TASK OBJECTIVE:
Reproduce the lines below word for word, from the first line up to and including the line with "x-tick-label: 2016-8-5 xyxy=(340,376,354,424)".

-- START DATA LISTING --

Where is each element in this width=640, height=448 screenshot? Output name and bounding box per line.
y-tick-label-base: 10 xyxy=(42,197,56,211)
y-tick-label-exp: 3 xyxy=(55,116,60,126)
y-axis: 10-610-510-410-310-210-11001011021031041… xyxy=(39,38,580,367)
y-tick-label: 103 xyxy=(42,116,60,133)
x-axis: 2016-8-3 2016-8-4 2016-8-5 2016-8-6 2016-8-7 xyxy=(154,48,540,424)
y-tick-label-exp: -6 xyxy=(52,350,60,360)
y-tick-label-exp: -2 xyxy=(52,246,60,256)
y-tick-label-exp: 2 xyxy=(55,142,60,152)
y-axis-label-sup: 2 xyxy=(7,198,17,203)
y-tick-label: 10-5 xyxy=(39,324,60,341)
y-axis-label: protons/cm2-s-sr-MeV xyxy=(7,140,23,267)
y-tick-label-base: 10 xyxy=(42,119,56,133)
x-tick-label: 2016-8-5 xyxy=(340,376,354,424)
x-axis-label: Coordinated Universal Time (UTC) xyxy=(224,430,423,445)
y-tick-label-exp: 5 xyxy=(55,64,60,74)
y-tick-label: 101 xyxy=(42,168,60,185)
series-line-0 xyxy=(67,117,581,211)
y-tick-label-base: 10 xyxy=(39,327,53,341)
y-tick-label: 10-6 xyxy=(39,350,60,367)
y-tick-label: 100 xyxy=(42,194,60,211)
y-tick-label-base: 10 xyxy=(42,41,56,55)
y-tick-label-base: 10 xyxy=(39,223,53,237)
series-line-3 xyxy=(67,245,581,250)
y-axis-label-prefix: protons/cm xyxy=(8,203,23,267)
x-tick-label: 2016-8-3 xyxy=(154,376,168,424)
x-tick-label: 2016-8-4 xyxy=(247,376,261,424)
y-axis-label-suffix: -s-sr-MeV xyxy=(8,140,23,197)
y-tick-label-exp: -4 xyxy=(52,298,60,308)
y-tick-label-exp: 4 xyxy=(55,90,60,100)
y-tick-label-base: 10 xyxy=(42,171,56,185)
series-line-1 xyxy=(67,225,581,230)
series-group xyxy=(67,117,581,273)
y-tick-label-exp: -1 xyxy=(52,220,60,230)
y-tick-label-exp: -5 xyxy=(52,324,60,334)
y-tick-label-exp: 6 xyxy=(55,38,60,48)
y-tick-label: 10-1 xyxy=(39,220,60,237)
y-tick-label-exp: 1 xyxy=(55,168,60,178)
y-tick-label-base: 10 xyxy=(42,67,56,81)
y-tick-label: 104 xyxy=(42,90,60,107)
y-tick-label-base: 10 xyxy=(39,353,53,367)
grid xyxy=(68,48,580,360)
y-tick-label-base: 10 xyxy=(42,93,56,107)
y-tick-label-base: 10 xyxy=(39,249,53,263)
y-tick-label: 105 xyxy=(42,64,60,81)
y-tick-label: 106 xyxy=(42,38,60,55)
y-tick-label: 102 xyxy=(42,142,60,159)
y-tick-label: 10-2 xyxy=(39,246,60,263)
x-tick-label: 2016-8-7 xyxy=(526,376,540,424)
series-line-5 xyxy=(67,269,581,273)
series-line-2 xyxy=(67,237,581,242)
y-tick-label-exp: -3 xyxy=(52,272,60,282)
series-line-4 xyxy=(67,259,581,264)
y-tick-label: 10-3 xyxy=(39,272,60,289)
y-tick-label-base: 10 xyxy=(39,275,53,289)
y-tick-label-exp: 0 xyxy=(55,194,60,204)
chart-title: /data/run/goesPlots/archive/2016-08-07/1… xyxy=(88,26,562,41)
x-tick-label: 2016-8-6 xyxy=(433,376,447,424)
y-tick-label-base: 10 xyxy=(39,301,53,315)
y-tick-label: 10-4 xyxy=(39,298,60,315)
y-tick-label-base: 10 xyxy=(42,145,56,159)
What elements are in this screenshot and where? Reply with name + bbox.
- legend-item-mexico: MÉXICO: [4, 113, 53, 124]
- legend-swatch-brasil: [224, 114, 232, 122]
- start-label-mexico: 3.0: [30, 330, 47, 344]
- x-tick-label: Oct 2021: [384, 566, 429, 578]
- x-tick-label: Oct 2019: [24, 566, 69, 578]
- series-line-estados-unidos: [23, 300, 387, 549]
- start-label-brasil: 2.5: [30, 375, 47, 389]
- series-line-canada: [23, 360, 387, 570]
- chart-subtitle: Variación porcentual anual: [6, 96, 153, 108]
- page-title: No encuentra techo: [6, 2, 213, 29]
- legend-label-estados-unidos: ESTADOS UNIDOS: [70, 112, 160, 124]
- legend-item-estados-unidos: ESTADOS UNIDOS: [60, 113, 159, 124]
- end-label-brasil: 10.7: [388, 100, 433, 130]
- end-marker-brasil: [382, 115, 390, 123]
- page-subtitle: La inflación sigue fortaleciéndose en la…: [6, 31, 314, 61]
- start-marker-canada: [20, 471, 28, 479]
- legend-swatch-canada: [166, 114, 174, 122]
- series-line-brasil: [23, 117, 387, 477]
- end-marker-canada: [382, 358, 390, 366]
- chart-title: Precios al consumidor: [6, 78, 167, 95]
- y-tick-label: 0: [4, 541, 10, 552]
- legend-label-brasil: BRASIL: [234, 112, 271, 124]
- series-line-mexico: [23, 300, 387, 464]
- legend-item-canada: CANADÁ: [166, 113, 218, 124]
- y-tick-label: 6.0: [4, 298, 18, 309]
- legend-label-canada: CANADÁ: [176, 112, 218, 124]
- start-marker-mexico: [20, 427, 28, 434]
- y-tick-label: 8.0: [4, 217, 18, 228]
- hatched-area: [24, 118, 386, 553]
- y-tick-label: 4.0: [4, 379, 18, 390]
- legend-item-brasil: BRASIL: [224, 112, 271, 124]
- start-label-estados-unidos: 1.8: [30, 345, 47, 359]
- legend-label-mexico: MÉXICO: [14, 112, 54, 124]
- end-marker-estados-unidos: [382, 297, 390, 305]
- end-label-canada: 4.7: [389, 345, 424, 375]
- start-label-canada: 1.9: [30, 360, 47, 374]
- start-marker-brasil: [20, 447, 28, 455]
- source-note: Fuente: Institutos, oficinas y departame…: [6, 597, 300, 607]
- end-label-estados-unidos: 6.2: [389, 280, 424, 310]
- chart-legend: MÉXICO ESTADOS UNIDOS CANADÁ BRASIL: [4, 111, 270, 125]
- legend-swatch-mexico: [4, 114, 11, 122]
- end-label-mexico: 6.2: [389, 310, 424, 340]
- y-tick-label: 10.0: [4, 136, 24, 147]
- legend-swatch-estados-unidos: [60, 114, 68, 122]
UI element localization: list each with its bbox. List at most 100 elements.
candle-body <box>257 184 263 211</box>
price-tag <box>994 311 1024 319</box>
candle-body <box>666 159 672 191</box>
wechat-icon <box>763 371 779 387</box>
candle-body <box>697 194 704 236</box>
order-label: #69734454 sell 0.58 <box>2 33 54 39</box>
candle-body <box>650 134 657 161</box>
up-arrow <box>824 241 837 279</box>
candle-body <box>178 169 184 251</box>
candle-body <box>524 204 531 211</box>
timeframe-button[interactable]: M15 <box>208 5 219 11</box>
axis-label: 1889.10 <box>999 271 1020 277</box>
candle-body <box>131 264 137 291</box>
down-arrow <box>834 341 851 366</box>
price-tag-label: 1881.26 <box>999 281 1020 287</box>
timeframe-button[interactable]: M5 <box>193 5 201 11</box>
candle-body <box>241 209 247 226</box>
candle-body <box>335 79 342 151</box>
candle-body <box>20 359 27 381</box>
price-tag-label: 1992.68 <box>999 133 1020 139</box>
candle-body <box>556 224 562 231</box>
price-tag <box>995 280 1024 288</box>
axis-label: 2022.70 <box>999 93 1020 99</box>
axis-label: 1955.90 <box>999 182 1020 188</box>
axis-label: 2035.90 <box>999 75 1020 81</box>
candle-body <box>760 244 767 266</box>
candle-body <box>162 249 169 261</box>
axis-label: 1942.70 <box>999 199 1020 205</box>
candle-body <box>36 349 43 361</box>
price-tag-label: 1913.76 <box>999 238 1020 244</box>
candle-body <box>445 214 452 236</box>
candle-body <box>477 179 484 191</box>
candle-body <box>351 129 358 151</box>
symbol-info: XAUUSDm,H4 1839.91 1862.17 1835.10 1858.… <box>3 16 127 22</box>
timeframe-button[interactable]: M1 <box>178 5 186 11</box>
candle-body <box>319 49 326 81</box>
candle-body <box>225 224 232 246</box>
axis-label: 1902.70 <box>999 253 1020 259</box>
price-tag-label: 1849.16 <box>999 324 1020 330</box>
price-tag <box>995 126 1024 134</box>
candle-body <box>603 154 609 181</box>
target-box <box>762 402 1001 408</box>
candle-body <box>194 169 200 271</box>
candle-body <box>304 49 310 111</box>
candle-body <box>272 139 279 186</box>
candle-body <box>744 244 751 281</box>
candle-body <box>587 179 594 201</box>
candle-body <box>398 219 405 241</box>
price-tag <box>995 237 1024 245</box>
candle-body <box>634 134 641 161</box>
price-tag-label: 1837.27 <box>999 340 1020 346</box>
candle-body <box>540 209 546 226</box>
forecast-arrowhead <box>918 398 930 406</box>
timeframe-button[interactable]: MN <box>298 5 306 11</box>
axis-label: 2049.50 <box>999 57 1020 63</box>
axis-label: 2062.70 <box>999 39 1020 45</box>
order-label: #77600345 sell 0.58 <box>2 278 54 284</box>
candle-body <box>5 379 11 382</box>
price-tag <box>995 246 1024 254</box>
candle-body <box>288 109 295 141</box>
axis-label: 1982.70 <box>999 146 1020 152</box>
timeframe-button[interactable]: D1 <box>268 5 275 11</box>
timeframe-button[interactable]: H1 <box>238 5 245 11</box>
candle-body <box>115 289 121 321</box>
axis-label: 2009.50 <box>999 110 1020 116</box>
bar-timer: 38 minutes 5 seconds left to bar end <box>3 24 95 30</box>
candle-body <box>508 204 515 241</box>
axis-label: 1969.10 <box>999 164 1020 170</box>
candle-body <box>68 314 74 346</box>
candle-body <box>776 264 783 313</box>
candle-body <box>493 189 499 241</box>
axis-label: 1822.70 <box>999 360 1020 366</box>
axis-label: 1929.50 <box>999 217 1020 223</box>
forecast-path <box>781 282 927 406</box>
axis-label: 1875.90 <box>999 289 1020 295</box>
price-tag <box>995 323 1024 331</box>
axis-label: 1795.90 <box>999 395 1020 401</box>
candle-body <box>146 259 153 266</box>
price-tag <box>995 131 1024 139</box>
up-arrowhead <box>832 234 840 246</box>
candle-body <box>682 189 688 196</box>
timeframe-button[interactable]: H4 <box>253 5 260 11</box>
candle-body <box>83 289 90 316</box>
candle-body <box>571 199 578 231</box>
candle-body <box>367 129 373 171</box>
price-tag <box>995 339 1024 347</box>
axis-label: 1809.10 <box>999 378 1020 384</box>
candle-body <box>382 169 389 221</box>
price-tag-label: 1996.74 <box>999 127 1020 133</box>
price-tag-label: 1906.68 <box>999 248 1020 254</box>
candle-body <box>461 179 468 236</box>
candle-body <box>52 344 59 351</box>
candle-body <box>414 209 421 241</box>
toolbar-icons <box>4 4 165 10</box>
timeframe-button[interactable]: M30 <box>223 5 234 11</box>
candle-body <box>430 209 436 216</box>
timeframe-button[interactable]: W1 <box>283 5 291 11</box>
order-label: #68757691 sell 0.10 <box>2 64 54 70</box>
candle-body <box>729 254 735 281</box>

-- END DATA LISTING --

PROBLEM SOLUTION:
Where is each element in this width=640, height=448 screenshot? Output name and bounding box per line.
y-tick-label-base: 10 xyxy=(42,197,56,211)
y-tick-label-exp: 3 xyxy=(55,116,60,126)
y-axis: 10-610-510-410-310-210-11001011021031041… xyxy=(39,38,580,367)
y-tick-label: 103 xyxy=(42,116,60,133)
x-axis: 2016-8-3 2016-8-4 2016-8-5 2016-8-6 2016-8-7 xyxy=(154,48,540,424)
y-tick-label-exp: -6 xyxy=(52,350,60,360)
y-tick-label-exp: -2 xyxy=(52,246,60,256)
y-tick-label-exp: 2 xyxy=(55,142,60,152)
y-axis-label-sup: 2 xyxy=(7,198,17,203)
y-tick-label: 10-5 xyxy=(39,324,60,341)
y-axis-label: protons/cm2-s-sr-MeV xyxy=(7,140,23,267)
y-tick-label-base: 10 xyxy=(42,119,56,133)
x-tick-label: 2016-8-5 xyxy=(340,376,354,424)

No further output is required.